EXERCISE AIM: Take the records underneath and set them down exactly.

Saved entries
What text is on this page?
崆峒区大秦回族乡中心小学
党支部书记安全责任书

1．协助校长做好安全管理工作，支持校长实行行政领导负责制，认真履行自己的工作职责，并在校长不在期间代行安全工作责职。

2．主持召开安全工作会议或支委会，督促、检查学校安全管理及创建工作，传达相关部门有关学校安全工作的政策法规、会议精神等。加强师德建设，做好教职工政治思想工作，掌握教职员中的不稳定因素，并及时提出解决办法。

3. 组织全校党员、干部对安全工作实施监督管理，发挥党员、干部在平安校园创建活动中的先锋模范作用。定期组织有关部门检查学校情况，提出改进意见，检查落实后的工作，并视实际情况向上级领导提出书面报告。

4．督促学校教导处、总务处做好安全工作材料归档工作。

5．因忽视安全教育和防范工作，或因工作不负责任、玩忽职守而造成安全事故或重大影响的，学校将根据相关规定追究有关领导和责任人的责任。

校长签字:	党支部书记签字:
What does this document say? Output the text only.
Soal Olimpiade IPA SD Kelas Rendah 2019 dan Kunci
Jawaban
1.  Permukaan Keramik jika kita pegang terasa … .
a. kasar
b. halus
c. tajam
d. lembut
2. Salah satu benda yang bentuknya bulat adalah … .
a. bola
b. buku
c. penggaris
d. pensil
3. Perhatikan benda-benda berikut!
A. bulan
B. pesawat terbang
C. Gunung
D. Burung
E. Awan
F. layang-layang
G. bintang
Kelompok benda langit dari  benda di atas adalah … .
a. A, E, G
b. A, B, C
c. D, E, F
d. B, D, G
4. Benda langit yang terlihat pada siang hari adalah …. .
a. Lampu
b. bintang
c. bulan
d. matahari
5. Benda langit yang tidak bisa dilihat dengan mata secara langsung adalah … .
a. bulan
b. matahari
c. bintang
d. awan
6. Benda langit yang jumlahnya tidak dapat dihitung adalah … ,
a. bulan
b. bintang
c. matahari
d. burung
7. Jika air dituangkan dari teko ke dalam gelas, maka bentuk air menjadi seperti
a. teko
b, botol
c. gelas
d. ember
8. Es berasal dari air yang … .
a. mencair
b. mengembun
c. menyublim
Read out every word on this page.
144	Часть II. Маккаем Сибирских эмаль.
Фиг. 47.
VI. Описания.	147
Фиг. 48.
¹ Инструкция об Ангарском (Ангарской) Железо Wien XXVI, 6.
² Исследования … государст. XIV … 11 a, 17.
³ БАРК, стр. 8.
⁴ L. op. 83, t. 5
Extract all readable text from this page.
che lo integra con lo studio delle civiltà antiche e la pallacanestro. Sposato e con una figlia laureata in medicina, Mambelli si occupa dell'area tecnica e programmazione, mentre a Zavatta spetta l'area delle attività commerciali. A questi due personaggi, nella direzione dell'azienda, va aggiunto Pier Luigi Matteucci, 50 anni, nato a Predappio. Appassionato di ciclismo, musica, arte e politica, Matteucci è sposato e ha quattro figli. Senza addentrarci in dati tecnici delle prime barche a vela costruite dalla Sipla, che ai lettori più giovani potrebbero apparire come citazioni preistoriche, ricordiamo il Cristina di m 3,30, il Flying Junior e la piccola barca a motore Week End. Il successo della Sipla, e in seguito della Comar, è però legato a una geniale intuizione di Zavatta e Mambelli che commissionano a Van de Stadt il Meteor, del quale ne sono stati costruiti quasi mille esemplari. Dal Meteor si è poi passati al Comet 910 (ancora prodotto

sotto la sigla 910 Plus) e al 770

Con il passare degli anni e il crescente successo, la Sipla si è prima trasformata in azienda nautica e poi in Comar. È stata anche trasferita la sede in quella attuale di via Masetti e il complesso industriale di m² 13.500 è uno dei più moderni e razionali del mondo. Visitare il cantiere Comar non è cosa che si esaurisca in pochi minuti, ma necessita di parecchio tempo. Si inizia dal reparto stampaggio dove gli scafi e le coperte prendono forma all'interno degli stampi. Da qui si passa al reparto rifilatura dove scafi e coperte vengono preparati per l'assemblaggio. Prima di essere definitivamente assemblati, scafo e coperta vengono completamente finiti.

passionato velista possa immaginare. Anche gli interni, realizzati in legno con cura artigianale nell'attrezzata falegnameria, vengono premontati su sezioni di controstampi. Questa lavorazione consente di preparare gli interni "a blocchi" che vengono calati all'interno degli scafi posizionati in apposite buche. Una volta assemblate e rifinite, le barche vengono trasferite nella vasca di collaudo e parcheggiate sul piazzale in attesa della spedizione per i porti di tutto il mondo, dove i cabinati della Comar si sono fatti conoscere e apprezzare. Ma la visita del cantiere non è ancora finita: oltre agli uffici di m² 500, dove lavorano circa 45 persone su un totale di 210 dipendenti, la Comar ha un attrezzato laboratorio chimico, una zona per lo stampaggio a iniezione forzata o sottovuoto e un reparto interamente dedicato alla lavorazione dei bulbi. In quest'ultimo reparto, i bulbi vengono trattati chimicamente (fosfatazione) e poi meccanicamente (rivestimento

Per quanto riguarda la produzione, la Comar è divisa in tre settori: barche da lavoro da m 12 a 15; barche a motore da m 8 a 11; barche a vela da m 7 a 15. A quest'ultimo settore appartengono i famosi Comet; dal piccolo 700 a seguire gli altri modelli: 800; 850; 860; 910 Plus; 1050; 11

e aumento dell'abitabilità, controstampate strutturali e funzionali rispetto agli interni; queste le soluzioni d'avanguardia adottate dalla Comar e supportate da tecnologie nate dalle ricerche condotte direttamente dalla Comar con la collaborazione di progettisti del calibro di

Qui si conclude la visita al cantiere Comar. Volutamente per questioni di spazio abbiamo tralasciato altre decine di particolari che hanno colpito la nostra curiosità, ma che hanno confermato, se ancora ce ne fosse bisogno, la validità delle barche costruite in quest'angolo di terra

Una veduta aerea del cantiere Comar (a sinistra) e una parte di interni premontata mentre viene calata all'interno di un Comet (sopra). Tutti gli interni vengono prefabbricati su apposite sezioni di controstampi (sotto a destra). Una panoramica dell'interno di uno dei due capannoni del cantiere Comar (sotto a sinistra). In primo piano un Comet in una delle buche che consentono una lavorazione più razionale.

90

EXPECTED ANSWER:
What text is on this page?
崆峒区大秦回族乡中心小学
党支部书记安全责任书

1．协助校长做好安全管理工作，支持校长实行行政领导负责制，认真履行自己的工作职责，并在校长不在期间代行安全工作责职。

2．主持召开安全工作会议或支委会，督促、检查学校安全管理及创建工作，传达相关部门有关学校安全工作的政策法规、会议精神等。加强师德建设，做好教职工政治思想工作，掌握教职员中的不稳定因素，并及时提出解决办法。

3. 组织全校党员、干部对安全工作实施监督管理，发挥党员、干部在平安校园创建活动中的先锋模范作用。定期组织有关部门检查学校情况，提出改进意见，检查落实后的工作，并视实际情况向上级领导提出书面报告。

4．督促学校教导处、总务处做好安全工作材料归档工作。

5．因忽视安全教育和防范工作，或因工作不负责任、玩忽职守而造成安全事故或重大影响的，学校将根据相关规定追究有关领导和责任人的责任。

校长签字:	党支部书记签字:
What does this document say? Output the text only.
Soal Olimpiade IPA SD Kelas Rendah 2019 dan Kunci
Jawaban
1.  Permukaan Keramik jika kita pegang terasa … .
a. kasar
b. halus
c. tajam
d. lembut
2. Salah satu benda yang bentuknya bulat adalah … .
a. bola
b. buku
c. penggaris
d. pensil
3. Perhatikan benda-benda berikut!
A. bulan
B. pesawat terbang
C. Gunung
D. Burung
E. Awan
F. layang-layang
G. bintang
Kelompok benda langit dari  benda di atas adalah … .
a. A, E, G
b. A, B, C
c. D, E, F
d. B, D, G
4. Benda langit yang terlihat pada siang hari adalah …. .
a. Lampu
b. bintang
c. bulan
d. matahari
5. Benda langit yang tidak bisa dilihat dengan mata secara langsung adalah … .
a. bulan
b. matahari
c. bintang
d. awan
6. Benda langit yang jumlahnya tidak dapat dihitung adalah … ,
a. bulan
b. bintang
c. matahari
d. burung
7. Jika air dituangkan dari teko ke dalam gelas, maka bentuk air menjadi seperti
a. teko
b, botol
c. gelas
d. ember
8. Es berasal dari air yang … .
a. mencair
b. mengembun
c. menyublim
Read out every word on this page.
144	Часть II. Маккаем Сибирских эмаль.
Фиг. 47.
VI. Описания.	147
Фиг. 48.
¹ Инструкция об Ангарском (Ангарской) Железо Wien XXVI, 6.
² Исследования … государст. XIV … 11 a, 17.
³ БАРК, стр. 8.
⁴ L. op. 83, t. 5
Extract all readable text from this page.
che lo integra con lo studio delle civiltà antiche e la pallacanestro. Sposato e con una figlia laureata in medicina, Mambelli si occupa dell'area tecnica e programmazione, mentre a Zavatta spetta l'area delle attività commerciali. A questi due personaggi, nella direzione dell'azienda, va aggiunto Pier Luigi Matteucci, 50 anni, nato a Predappio. Appassionato di ciclismo, musica, arte e politica, Matteucci è sposato e ha quattro figli. Senza addentrarci in dati tecnici delle prime barche a vela costruite dalla Sipla, che ai lettori più giovani potrebbero apparire come citazioni preistoriche, ricordiamo il Cristina di m 3,30, il Flying Junior e la piccola barca a motore Week End. Il successo della Sipla, e in seguito della Comar, è però legato a una geniale intuizione di Zavatta e Mambelli che commissionano a Van de Stadt il Meteor, del quale ne sono stati costruiti quasi mille esemplari. Dal Meteor si è poi passati al Comet 910 (ancora prodotto

sotto la sigla 910 Plus) e al 770

Con il passare degli anni e il crescente successo, la Sipla si è prima trasformata in azienda nautica e poi in Comar. È stata anche trasferita la sede in quella attuale di via Masetti e il complesso industriale di m² 13.500 è uno dei più moderni e razionali del mondo. Visitare il cantiere Comar non è cosa che si esaurisca in pochi minuti, ma necessita di parecchio tempo. Si inizia dal reparto stampaggio dove gli scafi e le coperte prendono forma all'interno degli stampi. Da qui si passa al reparto rifilatura dove scafi e coperte vengono preparati per l'assemblaggio. Prima di essere definitivamente assemblati, scafo e coperta vengono completamente finiti.

passionato velista possa immaginare. Anche gli interni, realizzati in legno con cura artigianale nell'attrezzata falegnameria, vengono premontati su sezioni di controstampi. Questa lavorazione consente di preparare gli interni "a blocchi" che vengono calati all'interno degli scafi posizionati in apposite buche. Una volta assemblate e rifinite, le barche vengono trasferite nella vasca di collaudo e parcheggiate sul piazzale in attesa della spedizione per i porti di tutto il mondo, dove i cabinati della Comar si sono fatti conoscere e apprezzare. Ma la visita del cantiere non è ancora finita: oltre agli uffici di m² 500, dove lavorano circa 45 persone su un totale di 210 dipendenti, la Comar ha un attrezzato laboratorio chimico, una zona per lo stampaggio a iniezione forzata o sottovuoto e un reparto interamente dedicato alla lavorazione dei bulbi. In quest'ultimo reparto, i bulbi vengono trattati chimicamente (fosfatazione) e poi meccanicamente (rivestimento

Per quanto riguarda la produzione, la Comar è divisa in tre settori: barche da lavoro da m 12 a 15; barche a motore da m 8 a 11; barche a vela da m 7 a 15. A quest'ultimo settore appartengono i famosi Comet; dal piccolo 700 a seguire gli altri modelli: 800; 850; 860; 910 Plus; 1050; 11

e aumento dell'abitabilità, controstampate strutturali e funzionali rispetto agli interni; queste le soluzioni d'avanguardia adottate dalla Comar e supportate da tecnologie nate dalle ricerche condotte direttamente dalla Comar con la collaborazione di progettisti del calibro di

Qui si conclude la visita al cantiere Comar. Volutamente per questioni di spazio abbiamo tralasciato altre decine di particolari che hanno colpito la nostra curiosità, ma che hanno confermato, se ancora ce ne fosse bisogno, la validità delle barche costruite in quest'angolo di terra

Una veduta aerea del cantiere Comar (a sinistra) e una parte di interni premontata mentre viene calata all'interno di un Comet (sopra). Tutti gli interni vengono prefabbricati su apposite sezioni di controstampi (sotto a destra). Una panoramica dell'interno di uno dei due capannoni del cantiere Comar (sotto a sinistra). In primo piano un Comet in una delle buche che consentono una lavorazione più razionale.

90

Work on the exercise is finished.